**Exercise details**
Repeat each entry as written and leave the images out of the copy.

(Stored entries)
☆ ☆ ☆

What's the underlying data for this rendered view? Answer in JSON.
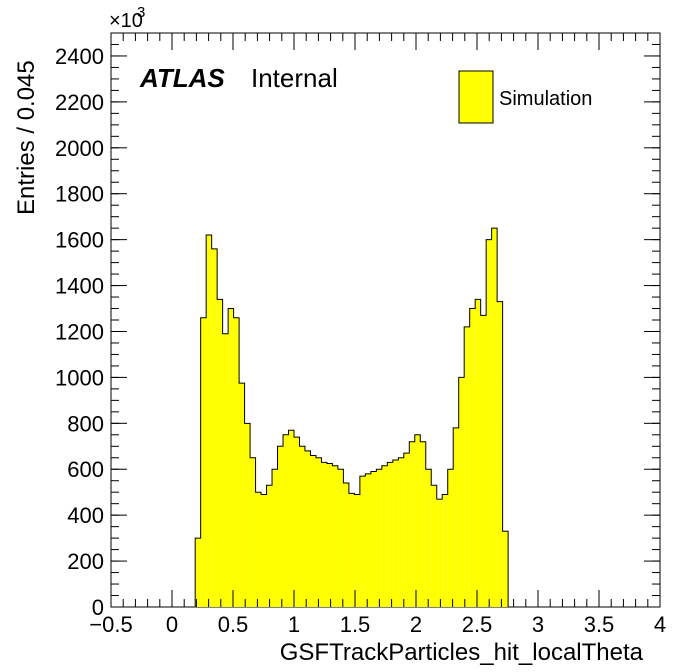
{
  "chart_data": {
    "type": "histogram",
    "xlabel": "GSFTrackParticles_hit_localTheta",
    "ylabel": "Entries / 0.045",
    "y_multiplier": "×10",
    "y_multiplier_exp": "3",
    "xlim": [
      -0.5,
      4.0
    ],
    "ylim": [
      0,
      2500
    ],
    "bin_width": 0.045,
    "x_ticks": [
      -0.5,
      0,
      0.5,
      1,
      1.5,
      2,
      2.5,
      3,
      3.5,
      4
    ],
    "x_tick_labels": [
      "−0.5",
      "0",
      "0.5",
      "1",
      "1.5",
      "2",
      "2.5",
      "3",
      "3.5",
      "4"
    ],
    "y_ticks": [
      0,
      200,
      400,
      600,
      800,
      1000,
      1200,
      1400,
      1600,
      1800,
      2000,
      2200,
      2400
    ],
    "y_tick_labels": [
      "0",
      "200",
      "400",
      "600",
      "800",
      "1000",
      "1200",
      "1400",
      "1600",
      "1800",
      "2000",
      "2200",
      "2400"
    ],
    "bins_start": 0.19,
    "values": [
      300,
      1260,
      1620,
      1560,
      1340,
      1190,
      1300,
      1260,
      975,
      800,
      650,
      500,
      490,
      530,
      600,
      700,
      750,
      770,
      740,
      700,
      680,
      660,
      650,
      630,
      625,
      615,
      600,
      540,
      495,
      490,
      570,
      580,
      590,
      600,
      615,
      630,
      640,
      650,
      670,
      720,
      750,
      720,
      600,
      530,
      470,
      490,
      600,
      780,
      1000,
      1220,
      1300,
      1340,
      1270,
      1600,
      1650,
      1330,
      330
    ],
    "fill_color": "#ffff00",
    "line_color": "#000000",
    "legend": {
      "entries": [
        "Simulation"
      ],
      "placement": "top-right"
    },
    "annotations": {
      "atlas": "ATLAS",
      "internal": "Internal"
    }
  }
}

☆ ☆ ☆

**Task output**
What's the underlying data for this rendered view? Answer in JSON.
{
  "chart_data": {
    "type": "histogram",
    "xlabel": "GSFTrackParticles_hit_localTheta",
    "ylabel": "Entries / 0.045",
    "y_multiplier": "×10",
    "y_multiplier_exp": "3",
    "xlim": [
      -0.5,
      4.0
    ],
    "ylim": [
      0,
      2500
    ],
    "bin_width": 0.045,
    "x_ticks": [
      -0.5,
      0,
      0.5,
      1,
      1.5,
      2,
      2.5,
      3,
      3.5,
      4
    ],
    "x_tick_labels": [
      "−0.5",
      "0",
      "0.5",
      "1",
      "1.5",
      "2",
      "2.5",
      "3",
      "3.5",
      "4"
    ],
    "y_ticks": [
      0,
      200,
      400,
      600,
      800,
      1000,
      1200,
      1400,
      1600,
      1800,
      2000,
      2200,
      2400
    ],
    "y_tick_labels": [
      "0",
      "200",
      "400",
      "600",
      "800",
      "1000",
      "1200",
      "1400",
      "1600",
      "1800",
      "2000",
      "2200",
      "2400"
    ],
    "bins_start": 0.19,
    "values": [
      300,
      1260,
      1620,
      1560,
      1340,
      1190,
      1300,
      1260,
      975,
      800,
      650,
      500,
      490,
      530,
      600,
      700,
      750,
      770,
      740,
      700,
      680,
      660,
      650,
      630,
      625,
      615,
      600,
      540,
      495,
      490,
      570,
      580,
      590,
      600,
      615,
      630,
      640,
      650,
      670,
      720,
      750,
      720,
      600,
      530,
      470,
      490,
      600,
      780,
      1000,
      1220,
      1300,
      1340,
      1270,
      1600,
      1650,
      1330,
      330
    ],
    "fill_color": "#ffff00",
    "line_color": "#000000",
    "legend": {
      "entries": [
        "Simulation"
      ],
      "placement": "top-right"
    },
    "annotations": {
      "atlas": "ATLAS",
      "internal": "Internal"
    }
  }
}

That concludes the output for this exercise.